(Structured figure records)
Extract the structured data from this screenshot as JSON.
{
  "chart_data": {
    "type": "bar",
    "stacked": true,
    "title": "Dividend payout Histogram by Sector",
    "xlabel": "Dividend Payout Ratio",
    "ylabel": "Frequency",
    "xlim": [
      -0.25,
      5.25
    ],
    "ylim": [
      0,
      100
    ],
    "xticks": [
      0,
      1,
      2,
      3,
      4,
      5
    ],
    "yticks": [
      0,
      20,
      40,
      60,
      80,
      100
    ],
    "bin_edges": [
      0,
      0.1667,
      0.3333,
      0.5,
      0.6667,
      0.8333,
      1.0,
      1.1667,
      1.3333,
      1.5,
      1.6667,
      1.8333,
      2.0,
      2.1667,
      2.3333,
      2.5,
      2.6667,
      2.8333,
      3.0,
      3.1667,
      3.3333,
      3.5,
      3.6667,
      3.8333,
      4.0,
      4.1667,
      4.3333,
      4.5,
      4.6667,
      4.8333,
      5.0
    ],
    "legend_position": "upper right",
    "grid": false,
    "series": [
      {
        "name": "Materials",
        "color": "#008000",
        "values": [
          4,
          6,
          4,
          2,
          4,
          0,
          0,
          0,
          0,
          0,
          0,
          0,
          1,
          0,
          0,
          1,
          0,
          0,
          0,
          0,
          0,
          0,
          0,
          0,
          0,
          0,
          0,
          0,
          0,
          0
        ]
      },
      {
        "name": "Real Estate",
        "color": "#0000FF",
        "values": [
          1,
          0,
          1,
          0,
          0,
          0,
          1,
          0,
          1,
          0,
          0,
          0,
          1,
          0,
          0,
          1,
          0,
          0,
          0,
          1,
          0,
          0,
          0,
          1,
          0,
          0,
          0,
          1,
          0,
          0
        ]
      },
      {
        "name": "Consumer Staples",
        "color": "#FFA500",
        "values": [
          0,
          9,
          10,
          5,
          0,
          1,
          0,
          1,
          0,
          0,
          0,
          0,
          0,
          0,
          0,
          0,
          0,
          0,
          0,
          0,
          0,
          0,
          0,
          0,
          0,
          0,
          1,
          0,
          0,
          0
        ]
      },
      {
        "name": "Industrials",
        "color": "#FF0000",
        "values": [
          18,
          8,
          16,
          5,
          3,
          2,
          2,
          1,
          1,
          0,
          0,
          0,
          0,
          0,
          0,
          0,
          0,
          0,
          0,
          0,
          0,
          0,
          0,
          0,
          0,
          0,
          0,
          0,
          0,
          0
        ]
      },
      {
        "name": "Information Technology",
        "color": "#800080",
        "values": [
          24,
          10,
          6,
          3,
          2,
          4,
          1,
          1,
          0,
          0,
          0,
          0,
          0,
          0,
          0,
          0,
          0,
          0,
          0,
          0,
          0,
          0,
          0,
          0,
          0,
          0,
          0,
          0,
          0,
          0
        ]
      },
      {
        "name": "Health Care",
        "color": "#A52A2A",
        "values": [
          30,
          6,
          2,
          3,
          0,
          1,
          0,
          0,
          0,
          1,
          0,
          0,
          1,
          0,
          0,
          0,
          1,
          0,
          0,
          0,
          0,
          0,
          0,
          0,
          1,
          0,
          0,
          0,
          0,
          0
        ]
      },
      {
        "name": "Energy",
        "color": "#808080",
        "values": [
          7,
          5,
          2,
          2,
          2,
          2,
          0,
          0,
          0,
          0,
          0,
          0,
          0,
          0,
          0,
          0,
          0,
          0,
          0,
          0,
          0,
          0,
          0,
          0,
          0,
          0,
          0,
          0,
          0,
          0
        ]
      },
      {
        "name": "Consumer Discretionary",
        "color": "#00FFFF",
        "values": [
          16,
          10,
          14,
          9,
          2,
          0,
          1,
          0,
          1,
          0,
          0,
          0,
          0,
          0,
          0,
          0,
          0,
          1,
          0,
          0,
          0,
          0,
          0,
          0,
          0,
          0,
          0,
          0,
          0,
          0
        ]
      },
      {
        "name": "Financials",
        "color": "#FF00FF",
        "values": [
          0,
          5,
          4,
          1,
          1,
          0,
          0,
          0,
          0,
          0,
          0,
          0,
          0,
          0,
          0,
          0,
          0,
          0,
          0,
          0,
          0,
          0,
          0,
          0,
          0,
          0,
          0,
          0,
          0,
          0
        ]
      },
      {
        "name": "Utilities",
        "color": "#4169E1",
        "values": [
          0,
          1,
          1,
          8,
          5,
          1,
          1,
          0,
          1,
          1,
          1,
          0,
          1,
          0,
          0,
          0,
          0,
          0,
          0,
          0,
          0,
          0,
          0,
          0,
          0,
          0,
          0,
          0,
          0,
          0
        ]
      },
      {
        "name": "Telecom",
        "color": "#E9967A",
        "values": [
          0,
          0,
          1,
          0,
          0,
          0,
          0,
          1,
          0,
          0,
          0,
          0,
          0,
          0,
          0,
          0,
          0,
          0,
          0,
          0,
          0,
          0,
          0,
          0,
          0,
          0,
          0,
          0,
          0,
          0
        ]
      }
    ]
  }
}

Objective: In the records above, locate each line with the word "Consumer". Copy all such lines.

Exercise solution:
        "name": "Consumer Staples",
        "name": "Consumer Discretionary",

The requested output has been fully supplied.